Christiane Taubira (Crédits Philippe Grangeaud-Parti Socialiste, licence Creative Commons)

Dans un arrêt du 12 décembre 2014, le Conseil d’État a rejeté le recours déposé par l’Association des juristes pour l’enfance et différentes autres associations catholiques contre la circulaire Taubira du 25 janvier 2013. Rappelons que cette circulaire autorise la délivrance de certificats de nationalité française aux enfants nés à l’étranger de parents français, y compris « lorsqu’il apparaît, avec suffisamment de vraisemblance qu’il a été fait recours à une convention portant sur la procréation ou la gestation pour le compte d’autrui ».

À l’époque de sa publication, ce texte avait suscité un regain d’agitation, d’ailleurs modeste, des milieux hostiles au mariage entre personnes du même sexe. Ils y voyaient une consécration indirecte de la gestion pour autrui (GPA), et l’annonce que cette GPA allait être autorisée pour les couples homosexuels. Mais rien de tout cela ne figurait dans la circulaire, situation qui rendait quelque peu délicate la recherche de moyens sérieux à l’appui du recours.

La recevabilité du recours

La jurisprudence Duvignères du 18 décembre 2002 distingue les circulaires non impératives des circulaires impératives : « Considérant que l’interprétation que, par voie notamment, de circulaires ou d’instructions, l’autorité administrative donne des lois et règlements qu’elle a pour mission de mettre en œuvre n’est pas susceptible d’être déférée au juge de l’excès de pouvoir lorsque, étant dénuée de caractère impératif, elle ne saurait, quel qu’en soit le bien-fondé, faire grief ; qu’en revanche, les dispositions impératives à caractère général d’une circulaire ou d’une instruction doivent être regardées comme faisant grief. » Seules les circulaires impératives sont donc susceptibles de recours devant le Conseil d’État.

La circulaire Taubira entre dans cette seconde catégorie, dès lors qu’elle produit des effets de droit à l’égard des enfants concernés et de leur famille. Le contrôle du juge consiste alors à regarder si la circulaire crée une ou plusieurs règles nouvelles, c’est-à-dire qui ne figurent dans aucune loi ou aucun règlement. Dans ce cas, la circulaire peut être annulée pour incompétence, dès lors que le ministre s’est attribué un pouvoir réglementaire dont il ne dispose pas.
---
*Série d'exercices:*
1. Recopiez mot pour mot le passage du texte sur la circulaire Taubira compris entre « La circulaire Taubira entre » et « ne dispose pas. », ces deux bornes incluses.
2. Rédigez la suite du texte sur la circulaire Taubira, en reprenant immédiatement après sa dernière phrase.

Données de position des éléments
---
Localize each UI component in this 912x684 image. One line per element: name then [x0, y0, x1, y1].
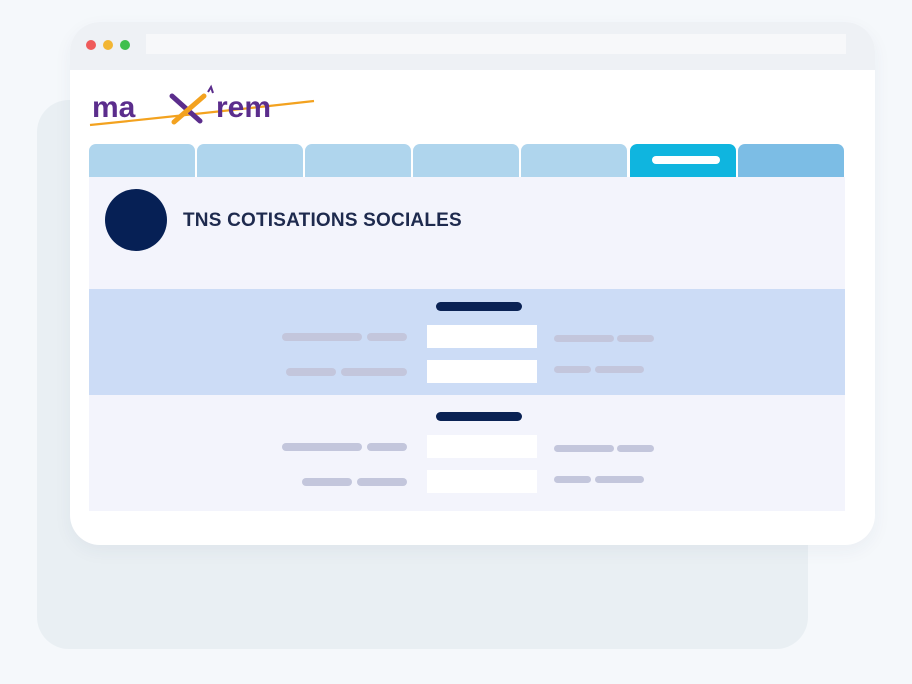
value-input[interactable]: [427, 435, 537, 458]
section-header: TNS COTISATIONS SOCIALES: [89, 177, 845, 289]
tab-3[interactable]: [305, 144, 411, 177]
label-placeholder: [282, 333, 362, 341]
tab-1[interactable]: [89, 144, 195, 177]
label-placeholder: [341, 368, 407, 376]
address-bar[interactable]: [146, 34, 846, 54]
tab-6-active[interactable]: [630, 144, 736, 177]
tab-7[interactable]: [738, 144, 844, 177]
section-title: TNS COTISATIONS SOCIALES: [183, 210, 462, 231]
hint-placeholder: [617, 445, 654, 452]
profile-avatar-icon: [105, 189, 167, 251]
hint-placeholder: [554, 335, 614, 342]
form-section-1: [89, 289, 845, 395]
hint-placeholder: [595, 366, 644, 373]
content-panel: TNS COTISATIONS SOCIALES: [89, 177, 845, 511]
maxirem-logo: ma rem: [89, 84, 315, 127]
active-tab-label-placeholder: [652, 156, 720, 164]
value-input[interactable]: [427, 325, 537, 348]
label-placeholder: [367, 443, 407, 451]
hint-placeholder: [595, 476, 644, 483]
form-row: [89, 325, 845, 349]
value-input[interactable]: [427, 470, 537, 493]
hint-placeholder: [554, 445, 614, 452]
minimize-dot-icon[interactable]: [103, 40, 113, 50]
close-dot-icon[interactable]: [86, 40, 96, 50]
tab-bar: [89, 144, 845, 177]
form-section-2-heading-placeholder: [436, 412, 522, 421]
form-row: [89, 360, 845, 384]
svg-text:rem: rem: [216, 91, 271, 124]
hint-placeholder: [554, 366, 591, 373]
browser-window: ma rem TNS COTISATIONS SOCIALES: [70, 22, 875, 545]
form-section-1-heading-placeholder: [436, 302, 522, 311]
form-section-2: [89, 395, 845, 511]
form-row: [89, 470, 845, 494]
tab-5[interactable]: [521, 144, 627, 177]
maximize-dot-icon[interactable]: [120, 40, 130, 50]
label-placeholder: [302, 478, 352, 486]
form-row: [89, 435, 845, 459]
tab-2[interactable]: [197, 144, 303, 177]
label-placeholder: [286, 368, 336, 376]
label-placeholder: [282, 443, 362, 451]
svg-text:ma: ma: [92, 91, 136, 124]
label-placeholder: [367, 333, 407, 341]
tab-4[interactable]: [413, 144, 519, 177]
value-input[interactable]: [427, 360, 537, 383]
label-placeholder: [357, 478, 407, 486]
logo-x-mark: [169, 84, 214, 125]
browser-chrome: [70, 22, 875, 70]
hint-placeholder: [617, 335, 654, 342]
hint-placeholder: [554, 476, 591, 483]
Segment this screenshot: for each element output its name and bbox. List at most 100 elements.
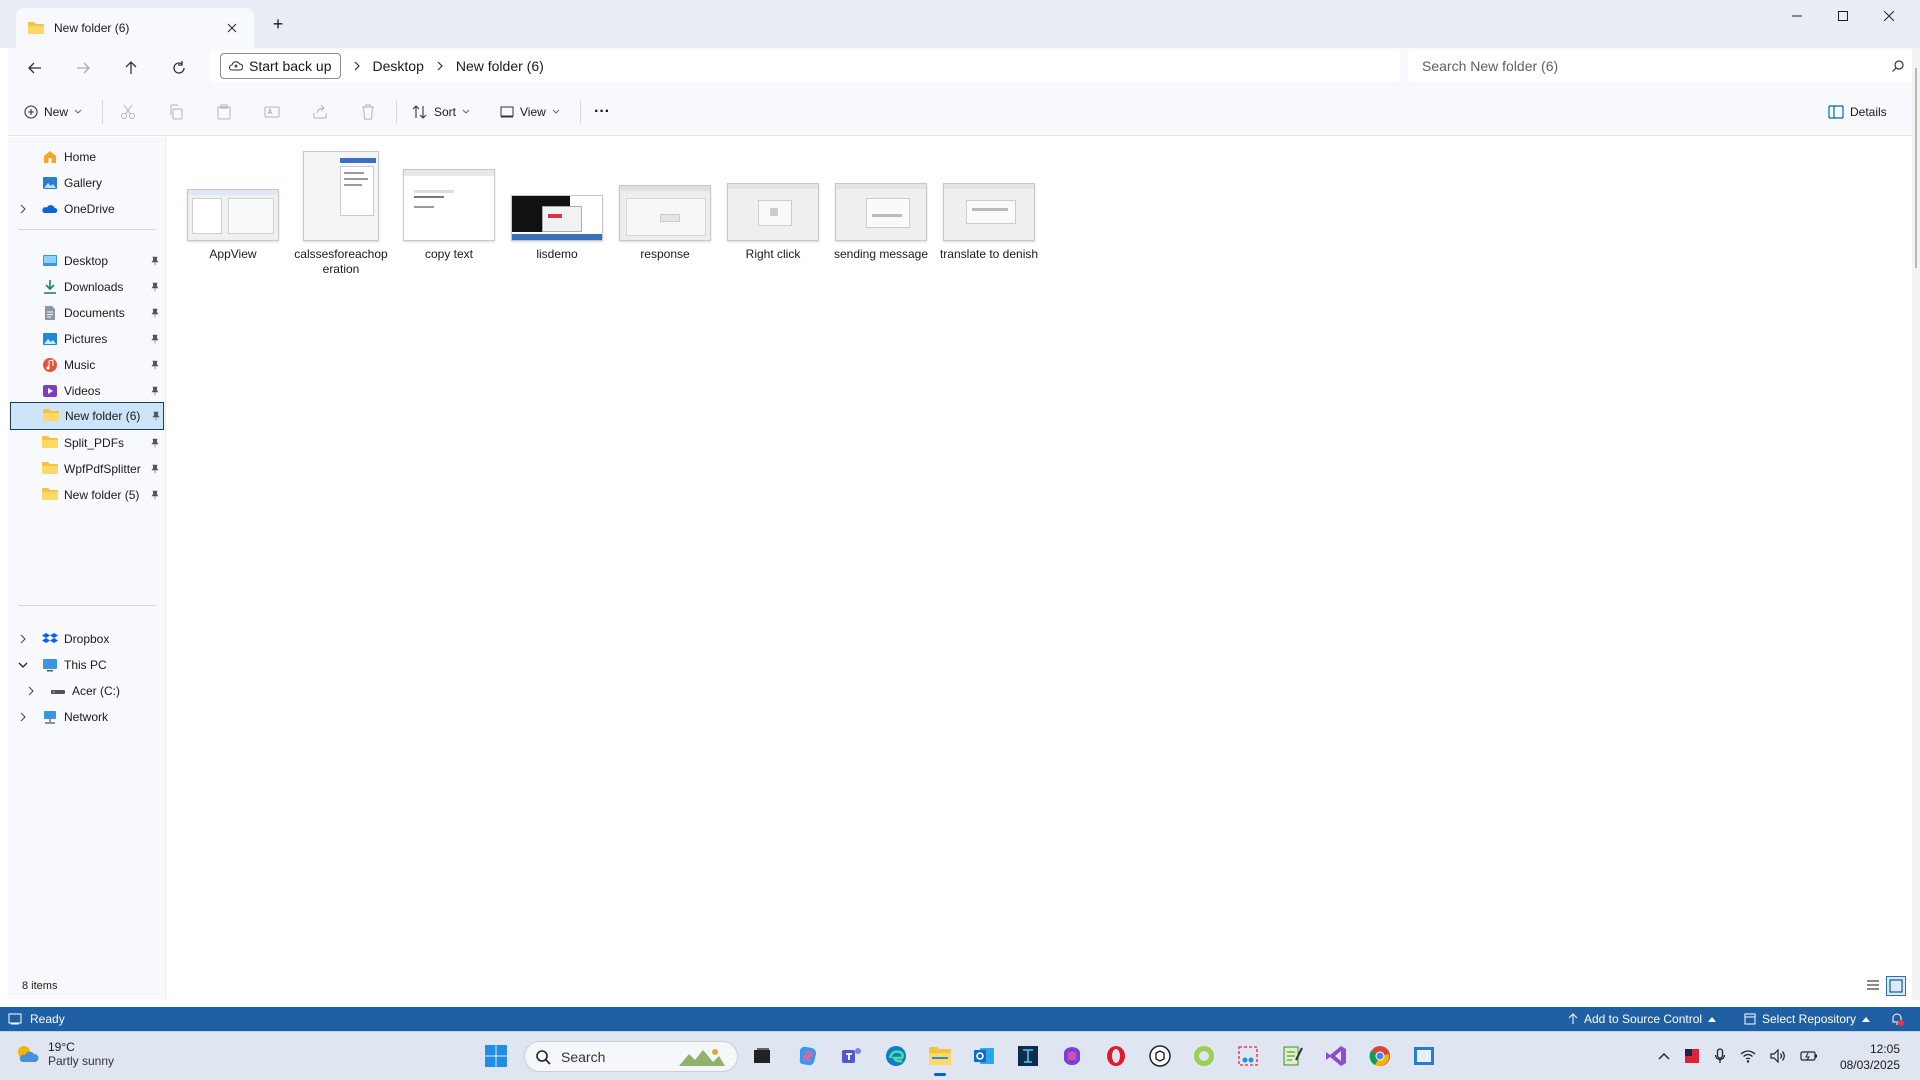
- more-options-button[interactable]: ···: [594, 96, 610, 128]
- weather-description: Partly sunny: [48, 1054, 115, 1068]
- file-item-appview[interactable]: AppView: [181, 143, 285, 262]
- sidebar-item-this-pc[interactable]: This PC: [10, 651, 164, 679]
- sidebar-item-new-folder-5[interactable]: New folder (5): [10, 481, 164, 509]
- sidebar-item-videos[interactable]: Videos: [10, 377, 164, 405]
- scrollbar-thumb[interactable]: [1915, 68, 1917, 268]
- gallery-icon: [42, 175, 58, 191]
- sidebar-item-acer-c[interactable]: Acer (C:): [10, 677, 164, 705]
- search-icon: [536, 1049, 551, 1065]
- select-repo-label: Select Repository: [1762, 1012, 1857, 1026]
- clock[interactable]: 12:05 08/03/2025: [1836, 1041, 1900, 1073]
- weather-temperature: 19°C: [48, 1040, 75, 1054]
- taskbar-microsoft-365[interactable]: [1058, 1042, 1086, 1070]
- taskbar-app-dark[interactable]: [1014, 1042, 1042, 1070]
- taskbar-chatgpt[interactable]: [1146, 1042, 1174, 1070]
- file-item-lisdemo[interactable]: lisdemo: [505, 143, 609, 262]
- start-backup-button[interactable]: Start back up: [220, 53, 341, 79]
- chevron-right-icon[interactable]: [18, 204, 28, 214]
- arrow-left-icon: [28, 62, 41, 74]
- sidebar-item-music[interactable]: Music: [10, 351, 164, 379]
- close-window-button[interactable]: [1866, 0, 1912, 32]
- view-icon: [500, 106, 514, 118]
- sidebar-item-desktop[interactable]: Desktop: [10, 247, 164, 275]
- vertical-scrollbar[interactable]: [1912, 48, 1920, 1000]
- taskbar-opera[interactable]: [1102, 1042, 1130, 1070]
- sidebar-item-pictures[interactable]: Pictures: [10, 325, 164, 353]
- taskbar-visual-studio[interactable]: [1322, 1042, 1350, 1070]
- file-item-translate-to-denish[interactable]: translate to denish: [937, 143, 1041, 262]
- notifications-button[interactable]: [1890, 1012, 1904, 1026]
- refresh-button[interactable]: [164, 53, 194, 83]
- file-item-right-click[interactable]: Right click: [721, 143, 825, 262]
- sidebar-item-wpfpdfsplitter[interactable]: WpfPdfSplitter: [10, 455, 164, 483]
- copy-button[interactable]: [168, 96, 184, 128]
- sidebar-item-split-pdfs[interactable]: Split_PDFs: [10, 429, 164, 457]
- wifi-button[interactable]: [1740, 1049, 1756, 1063]
- tab-new-folder-6[interactable]: New folder (6): [16, 8, 254, 48]
- start-button[interactable]: [482, 1042, 510, 1070]
- paste-button[interactable]: [216, 96, 232, 128]
- view-button[interactable]: View: [500, 96, 560, 128]
- cut-button[interactable]: [120, 96, 136, 128]
- weather-widget[interactable]: 19°C Partly sunny: [14, 1040, 114, 1068]
- scissors-icon: [121, 104, 135, 119]
- taskbar-outlook[interactable]: [970, 1042, 998, 1070]
- taskbar-chrome[interactable]: [1366, 1042, 1394, 1070]
- breadcrumb-desktop[interactable]: Desktop: [373, 58, 424, 74]
- taskbar-copilot[interactable]: [794, 1042, 822, 1070]
- forward-button[interactable]: [68, 53, 98, 83]
- file-item-sending-message[interactable]: sending message: [829, 143, 933, 262]
- tab-title: New folder (6): [54, 21, 130, 35]
- volume-button[interactable]: [1770, 1049, 1786, 1063]
- show-hidden-icons-button[interactable]: [1658, 1051, 1670, 1061]
- chevron-right-icon[interactable]: [18, 634, 28, 644]
- taskbar-file-explorer[interactable]: [926, 1042, 954, 1076]
- chevron-right-icon[interactable]: [26, 686, 36, 696]
- back-button[interactable]: [20, 53, 50, 83]
- sidebar-item-label: Desktop: [64, 254, 109, 268]
- battery-button[interactable]: [1800, 1050, 1818, 1062]
- taskbar-app-blue[interactable]: [1410, 1042, 1438, 1070]
- taskbar-snipping-tool[interactable]: [1234, 1042, 1262, 1070]
- maximize-button[interactable]: [1820, 0, 1866, 32]
- rename-button[interactable]: [264, 96, 280, 128]
- details-pane-button[interactable]: Details: [1828, 96, 1887, 128]
- add-to-source-control-button[interactable]: Add to Source Control: [1568, 1012, 1717, 1026]
- sidebar-item-gallery[interactable]: Gallery: [10, 169, 164, 197]
- sidebar-item-dropbox[interactable]: Dropbox: [10, 625, 164, 653]
- sidebar-item-onedrive[interactable]: OneDrive: [10, 195, 164, 223]
- up-button[interactable]: [116, 53, 146, 83]
- chevron-down-icon[interactable]: [18, 660, 28, 670]
- sidebar-item-downloads[interactable]: Downloads: [10, 273, 164, 301]
- file-item-copy-text[interactable]: copy text: [397, 143, 501, 262]
- address-bar[interactable]: Start back up Desktop New folder (6): [210, 50, 1400, 82]
- sidebar-item-documents[interactable]: Documents: [10, 299, 164, 327]
- minimize-button[interactable]: [1774, 0, 1820, 32]
- search-input[interactable]: Search New folder (6): [1408, 50, 1918, 82]
- taskbar-task-view[interactable]: [748, 1042, 776, 1070]
- chevron-right-icon[interactable]: [18, 712, 28, 722]
- share-button[interactable]: [312, 96, 328, 128]
- microphone-button[interactable]: [1714, 1048, 1726, 1064]
- details-view-button[interactable]: [1864, 976, 1882, 996]
- image-thumbnail: [303, 151, 379, 241]
- delete-button[interactable]: [360, 96, 376, 128]
- file-item-calssesforeachoperation[interactable]: calssesforeachoperation: [289, 143, 393, 277]
- tiles-view-button[interactable]: [1886, 976, 1906, 996]
- sidebar-item-home[interactable]: Home: [10, 143, 164, 171]
- taskbar-teams[interactable]: [838, 1042, 866, 1070]
- sidebar-item-network[interactable]: Network: [10, 703, 164, 731]
- file-item-response[interactable]: response: [613, 143, 717, 262]
- taskbar-app-circle[interactable]: [1190, 1042, 1218, 1070]
- taskbar-edge[interactable]: [882, 1042, 910, 1070]
- close-tab-icon[interactable]: [222, 18, 242, 38]
- taskbar-search[interactable]: Search: [524, 1041, 738, 1072]
- tray-app-icon[interactable]: [1684, 1048, 1700, 1064]
- new-button[interactable]: New: [24, 96, 82, 128]
- select-repository-button[interactable]: Select Repository: [1744, 1012, 1871, 1026]
- sidebar-item-new-folder-6[interactable]: New folder (6): [10, 402, 164, 430]
- sort-button[interactable]: Sort: [412, 96, 470, 128]
- taskbar-notepad[interactable]: [1278, 1042, 1306, 1070]
- breadcrumb-current-folder[interactable]: New folder (6): [456, 58, 544, 74]
- new-tab-button[interactable]: +: [268, 14, 288, 34]
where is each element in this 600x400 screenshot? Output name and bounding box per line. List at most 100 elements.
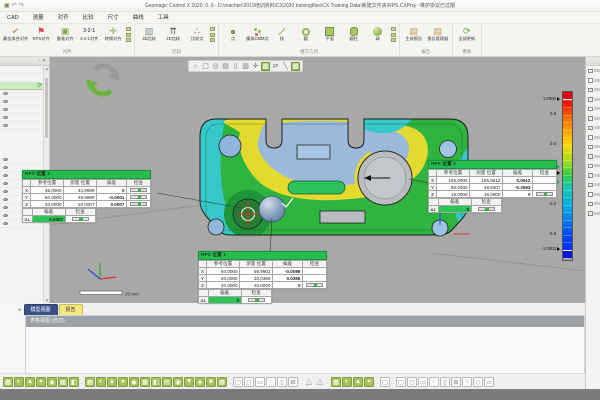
checkbox-icon[interactable] <box>588 107 593 112</box>
view-tools-icon[interactable]: ● <box>118 377 128 387</box>
checkbox-icon[interactable]: ✓ <box>588 126 593 131</box>
visibility-eye-icon[interactable] <box>3 222 8 226</box>
colorbar-green-marker[interactable] <box>557 165 560 169</box>
bottom-left-hole[interactable] <box>208 219 224 235</box>
menu-item-比较[interactable]: 比较 <box>76 12 101 24</box>
visibility-eye-icon[interactable] <box>3 166 8 170</box>
ribbon-small-stack[interactable] <box>209 25 216 44</box>
ribbon-small-stack[interactable] <box>125 25 132 44</box>
ribbon-button-最佳拟合对齐[interactable]: ✔最佳拟合对齐 <box>2 25 29 42</box>
display-mode-tools-icon[interactable]: ▢ <box>233 377 243 387</box>
tree-item-row[interactable] <box>0 106 49 114</box>
measure-tools-icon[interactable]: ◌ <box>429 377 439 387</box>
normal-tools-icon[interactable]: △ <box>315 377 325 387</box>
measure-tools-icon[interactable]: ○ <box>462 377 472 387</box>
table-view-header[interactable]: 表格视图 (自动) <box>26 316 584 327</box>
view-tools-icon[interactable]: ◆ <box>129 377 139 387</box>
tab-report[interactable]: 报告 <box>59 304 83 315</box>
visibility-eye-icon[interactable] <box>3 124 8 128</box>
selection-tools-icon[interactable]: ▦ <box>3 377 13 387</box>
tree-item-row[interactable] <box>0 122 49 130</box>
checkbox-icon[interactable] <box>588 78 593 83</box>
view-tools-icon[interactable]: ▲ <box>107 377 117 387</box>
view-tools-icon[interactable]: ◉ <box>173 377 183 387</box>
measure-tools-icon[interactable]: ▯ <box>440 377 450 387</box>
ribbon-button-圆柱[interactable]: 圆柱 <box>342 25 366 42</box>
menu-item-工具[interactable]: 工具 <box>151 12 176 24</box>
measure-tools-icon[interactable]: ▢ <box>396 377 406 387</box>
scroll-thumb[interactable] <box>45 78 48 138</box>
ribbon-button-点[interactable]: 点 <box>221 25 245 42</box>
view-tools-icon[interactable]: ■ <box>206 377 216 387</box>
visibility-eye-icon[interactable] <box>3 100 8 104</box>
selection-tools-icon[interactable]: ◧ <box>69 377 79 387</box>
checkbox-icon[interactable]: ✓ <box>588 183 593 188</box>
visibility-eye-icon[interactable] <box>3 108 8 112</box>
ribbon-button-生成报告[interactable]: ▤生成报告 <box>402 25 426 42</box>
checkbox-icon[interactable] <box>588 192 593 197</box>
overlay-tools-icon[interactable]: ▦ <box>331 377 341 387</box>
ribbon-button-模拟CMM点[interactable]: 模拟CMM点 <box>245 25 270 42</box>
colorbar-marker[interactable] <box>557 171 560 175</box>
tree-item-row[interactable] <box>0 114 49 122</box>
visibility-eye-icon[interactable] <box>3 92 8 96</box>
visibility-eye-icon[interactable] <box>3 116 8 120</box>
measure-tools-icon[interactable]: ▱ <box>484 377 494 387</box>
ribbon-button-比较点[interactable]: ∴比较点 <box>185 25 209 42</box>
top-left-hole[interactable] <box>219 135 241 157</box>
view-tools-icon[interactable]: ▦ <box>85 377 95 387</box>
close-icon[interactable]: ✕ <box>42 58 46 65</box>
visibility-eye-icon[interactable] <box>3 214 8 218</box>
checkbox-icon[interactable] <box>588 164 593 169</box>
pin-icon[interactable]: ▫ <box>38 58 40 65</box>
ribbon-button-2D比较[interactable]: ⇈2D比较 <box>161 25 185 42</box>
selection-tools-icon[interactable]: ● <box>36 377 46 387</box>
refresh-icon[interactable]: ⟳ <box>37 82 42 90</box>
app-icon[interactable]: ▣ <box>4 1 10 11</box>
ribbon-button-报告管理器[interactable]: ▤报告管理器 <box>426 25 450 42</box>
ribbon-button-3-2-1对齐[interactable]: 3·2·13-2-1对齐 <box>77 25 101 42</box>
overlay-tools-icon[interactable]: ● <box>364 377 374 387</box>
pill-slot[interactable] <box>288 181 345 194</box>
view-tools-icon[interactable]: ▤ <box>162 377 172 387</box>
menu-item-尺寸[interactable]: 尺寸 <box>101 12 126 24</box>
selection-tools-icon[interactable]: ◆ <box>47 377 57 387</box>
visibility-eye-icon[interactable] <box>3 158 8 162</box>
tree-row-selected[interactable]: ⟳ <box>0 82 49 90</box>
rect-slot[interactable] <box>297 145 330 159</box>
tree-item-row[interactable] <box>0 90 49 98</box>
ribbon-button-圆[interactable]: 圆 <box>294 25 318 42</box>
display-mode-tools-icon[interactable]: ⊞ <box>288 377 298 387</box>
measure-tools-icon[interactable]: ◻ <box>407 377 417 387</box>
checkbox-icon[interactable]: ✓ <box>588 202 593 207</box>
measure-tools-icon[interactable]: ▭ <box>418 377 428 387</box>
checkbox-icon[interactable]: ✓ <box>588 88 593 93</box>
overlay-tools-icon[interactable]: ▲ <box>353 377 363 387</box>
redo-icon[interactable]: ↷ <box>19 1 24 11</box>
visibility-eye-icon[interactable] <box>3 174 8 178</box>
view-tools-icon[interactable]: ◐ <box>96 377 106 387</box>
view-tools-icon[interactable]: ◈ <box>195 377 205 387</box>
paint-tool-icon[interactable]: ▢ <box>380 377 390 387</box>
undo-icon[interactable]: ↶ <box>12 1 17 11</box>
colorbar-green-marker[interactable] <box>557 180 560 184</box>
colorbar-marker[interactable] <box>557 97 560 101</box>
display-mode-tools-icon[interactable]: ▭ <box>255 377 265 387</box>
ribbon-button-3D比较[interactable]: ▧3D比较 <box>137 25 161 42</box>
view-tools-icon[interactable]: ◧ <box>151 377 161 387</box>
ribbon-small-stack[interactable] <box>390 25 397 44</box>
normal-tools-icon[interactable]: △ <box>304 377 314 387</box>
ribbon-button-基准对齐[interactable]: ▣基准对齐 <box>53 25 77 42</box>
tree-item-row[interactable] <box>0 98 49 106</box>
checkbox-icon[interactable]: ✓ <box>588 211 593 216</box>
tab-model-view[interactable]: 模型视图 <box>24 304 58 315</box>
overlay-tools-icon[interactable]: ◐ <box>342 377 352 387</box>
checkbox-icon[interactable]: ✓ <box>588 173 593 178</box>
visibility-eye-icon[interactable] <box>3 198 8 202</box>
menu-item-CAD[interactable]: CAD <box>0 12 26 24</box>
selection-tools-icon[interactable]: ◐ <box>14 377 24 387</box>
view-tools-icon[interactable]: ▩ <box>140 377 150 387</box>
checkbox-icon[interactable]: ✓ <box>588 154 593 159</box>
measure-tools-icon[interactable]: ◇ <box>473 377 483 387</box>
tab-scroll-left-icon[interactable]: ◂ <box>18 307 23 315</box>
---
*Résultats définitifs:*
1.
La circulaire Taubira entre dans cette seconde catégorie, dès lors qu’elle produit des effets de droit à l’égard des enfants concernés et de leur famille. Le contrôle du juge consiste alors à regarder si la circulaire crée une ou plusieurs règles nouvelles, c’est-à-dire qui ne figurent dans aucune loi ou aucun règlement. Dans ce cas, la circulaire peut être annulée pour incompétence, dès lors que le ministre s’est attribué un pouvoir réglementaire dont il ne dispose pas.

2.
En l’espèce pourtant, Christiane Taubira n’a pas violé la loi. Sa circulaire n’a pas pour conséquence de reconnaître un quelconque droit à la GPA, droit qui d’ailleurs ne pourrait être consacré par la voie d’une circulaire. Elle se borne à prendre en compte une situation de fait, dans le respect du droit positif, et plus particulièrement de la jurisprudence de la Cour européenne des droits de l’homme.

La GPA comme péché originel juridique

Le Conseil d’État prend la précaution de rappeler que la GPA ne figure pas dans l’ordre juridique français. Dans le chapitre II du Code civil consacré au « respect du corps humain » figure un article 16-7 qui énonce que « Toute convention portant sur la procréation ou la gestation pour le compte d’autrui est nulle ». L’article 16-9 c. civ. ajoute que ces dispositions présentent un caractère d’ordre public. La circulaire Taubira ne modifie en rien cette situation. Elle se borne à envisager le cas des enfants effectivement nés d’une GPA et dont il convient d’établir la nationalité.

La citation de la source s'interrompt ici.